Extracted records
----------

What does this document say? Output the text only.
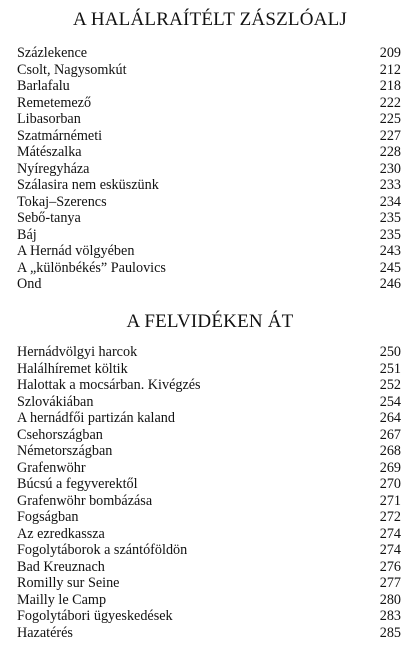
A HALÁLRAÍTÉLT ZÁSZLÓALJ
Százlekence	209
Csolt, Nagysomkút	212
Barlafalu	218
Remetemező	222
Libasorban	225
Szatmárnémeti	227
Mátészalka	228
Nyíregyháza	230
Szálasira nem esküszünk	233
Tokaj–Szerencs	234
Sebő-tanya	235
Báj	235
A Hernád völgyében	243
A „különbékés” Paulovics	245
Ond	246
A FELVIDÉKEN ÁT
Hernádvölgyi harcok	250
Halálhíremet költik	251
Halottak a mocsárban. Kivégzés	252
Szlovákiában	254
A hernádfői partizán kaland	264
Csehországban	267
Németországban	268
Grafenwöhr	269
Búcsú a fegyverektől	270
Grafenwöhr bombázása	271
Fogságban	272
Az ezredkassza	274
Fogolytáborok a szántóföldön	274
Bad Kreuznach	276
Romilly sur Seine	277
Mailly le Camp	280
Fogolytábori ügyeskedések	283
Hazatérés	285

----------

The task: Pull out every line of the records above that contains the word "Grafenwöhr".

The response:
Grafenwöhr	269
Grafenwöhr bombázása	271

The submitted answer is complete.